Recorded data
>>>

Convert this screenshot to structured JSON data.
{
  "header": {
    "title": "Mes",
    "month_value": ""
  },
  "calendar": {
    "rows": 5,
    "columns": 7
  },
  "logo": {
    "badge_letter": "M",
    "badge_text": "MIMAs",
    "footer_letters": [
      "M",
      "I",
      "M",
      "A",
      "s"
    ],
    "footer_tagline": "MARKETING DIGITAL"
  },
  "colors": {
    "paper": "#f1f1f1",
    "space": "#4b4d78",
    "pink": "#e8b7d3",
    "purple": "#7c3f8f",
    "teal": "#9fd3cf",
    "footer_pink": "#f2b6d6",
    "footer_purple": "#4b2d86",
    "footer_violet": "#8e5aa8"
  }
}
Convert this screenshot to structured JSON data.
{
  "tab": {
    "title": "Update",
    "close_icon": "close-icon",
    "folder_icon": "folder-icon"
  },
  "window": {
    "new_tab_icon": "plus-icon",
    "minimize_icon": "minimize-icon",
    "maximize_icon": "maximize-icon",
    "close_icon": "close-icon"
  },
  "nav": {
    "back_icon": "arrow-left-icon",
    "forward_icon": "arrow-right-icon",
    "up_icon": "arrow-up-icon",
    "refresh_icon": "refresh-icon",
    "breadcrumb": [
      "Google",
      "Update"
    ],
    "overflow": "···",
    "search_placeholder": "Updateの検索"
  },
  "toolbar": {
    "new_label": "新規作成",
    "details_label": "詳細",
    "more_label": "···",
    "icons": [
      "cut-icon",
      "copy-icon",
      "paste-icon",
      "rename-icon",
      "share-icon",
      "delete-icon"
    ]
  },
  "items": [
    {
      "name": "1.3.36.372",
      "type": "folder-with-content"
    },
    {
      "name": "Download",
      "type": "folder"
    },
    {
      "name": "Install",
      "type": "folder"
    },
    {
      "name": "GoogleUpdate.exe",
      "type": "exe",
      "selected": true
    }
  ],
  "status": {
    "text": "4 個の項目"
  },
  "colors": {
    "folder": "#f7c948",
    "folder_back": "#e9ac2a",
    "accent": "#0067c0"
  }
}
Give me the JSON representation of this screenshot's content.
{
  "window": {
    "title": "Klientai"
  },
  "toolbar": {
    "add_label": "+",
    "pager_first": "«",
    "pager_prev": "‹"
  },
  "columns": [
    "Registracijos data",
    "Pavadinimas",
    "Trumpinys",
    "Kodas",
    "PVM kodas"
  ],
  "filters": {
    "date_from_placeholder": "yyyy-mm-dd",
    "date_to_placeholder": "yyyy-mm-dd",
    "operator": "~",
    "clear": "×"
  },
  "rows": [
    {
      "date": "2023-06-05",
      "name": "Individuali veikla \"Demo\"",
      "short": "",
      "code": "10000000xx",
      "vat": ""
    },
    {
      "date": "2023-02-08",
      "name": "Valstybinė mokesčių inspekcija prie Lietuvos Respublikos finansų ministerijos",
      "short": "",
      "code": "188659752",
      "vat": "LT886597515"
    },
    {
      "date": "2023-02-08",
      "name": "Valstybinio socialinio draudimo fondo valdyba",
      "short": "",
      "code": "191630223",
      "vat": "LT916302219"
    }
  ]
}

<<<

Problem details
Output each entry precisely as given.

Task solution
Convert this screenshot to structured JSON data.
{
  "header": {
    "title": "Mes",
    "month_value": ""
  },
  "calendar": {
    "rows": 5,
    "columns": 7
  },
  "logo": {
    "badge_letter": "M",
    "badge_text": "MIMAs",
    "footer_letters": [
      "M",
      "I",
      "M",
      "A",
      "s"
    ],
    "footer_tagline": "MARKETING DIGITAL"
  },
  "colors": {
    "paper": "#f1f1f1",
    "space": "#4b4d78",
    "pink": "#e8b7d3",
    "purple": "#7c3f8f",
    "teal": "#9fd3cf",
    "footer_pink": "#f2b6d6",
    "footer_purple": "#4b2d86",
    "footer_violet": "#8e5aa8"
  }
}
Convert this screenshot to structured JSON data.
{
  "tab": {
    "title": "Update",
    "close_icon": "close-icon",
    "folder_icon": "folder-icon"
  },
  "window": {
    "new_tab_icon": "plus-icon",
    "minimize_icon": "minimize-icon",
    "maximize_icon": "maximize-icon",
    "close_icon": "close-icon"
  },
  "nav": {
    "back_icon": "arrow-left-icon",
    "forward_icon": "arrow-right-icon",
    "up_icon": "arrow-up-icon",
    "refresh_icon": "refresh-icon",
    "breadcrumb": [
      "Google",
      "Update"
    ],
    "overflow": "···",
    "search_placeholder": "Updateの検索"
  },
  "toolbar": {
    "new_label": "新規作成",
    "details_label": "詳細",
    "more_label": "···",
    "icons": [
      "cut-icon",
      "copy-icon",
      "paste-icon",
      "rename-icon",
      "share-icon",
      "delete-icon"
    ]
  },
  "items": [
    {
      "name": "1.3.36.372",
      "type": "folder-with-content"
    },
    {
      "name": "Download",
      "type": "folder"
    },
    {
      "name": "Install",
      "type": "folder"
    },
    {
      "name": "GoogleUpdate.exe",
      "type": "exe",
      "selected": true
    }
  ],
  "status": {
    "text": "4 個の項目"
  },
  "colors": {
    "folder": "#f7c948",
    "folder_back": "#e9ac2a",
    "accent": "#0067c0"
  }
}
Give me the JSON representation of this screenshot's content.
{
  "window": {
    "title": "Klientai"
  },
  "toolbar": {
    "add_label": "+",
    "pager_first": "«",
    "pager_prev": "‹"
  },
  "columns": [
    "Registracijos data",
    "Pavadinimas",
    "Trumpinys",
    "Kodas",
    "PVM kodas"
  ],
  "filters": {
    "date_from_placeholder": "yyyy-mm-dd",
    "date_to_placeholder": "yyyy-mm-dd",
    "operator": "~",
    "clear": "×"
  },
  "rows": [
    {
      "date": "2023-06-05",
      "name": "Individuali veikla \"Demo\"",
      "short": "",
      "code": "10000000xx",
      "vat": ""
    },
    {
      "date": "2023-02-08",
      "name": "Valstybinė mokesčių inspekcija prie Lietuvos Respublikos finansų ministerijos",
      "short": "",
      "code": "188659752",
      "vat": "LT886597515"
    },
    {
      "date": "2023-02-08",
      "name": "Valstybinio socialinio draudimo fondo valdyba",
      "short": "",
      "code": "191630223",
      "vat": "LT916302219"
    }
  ]
}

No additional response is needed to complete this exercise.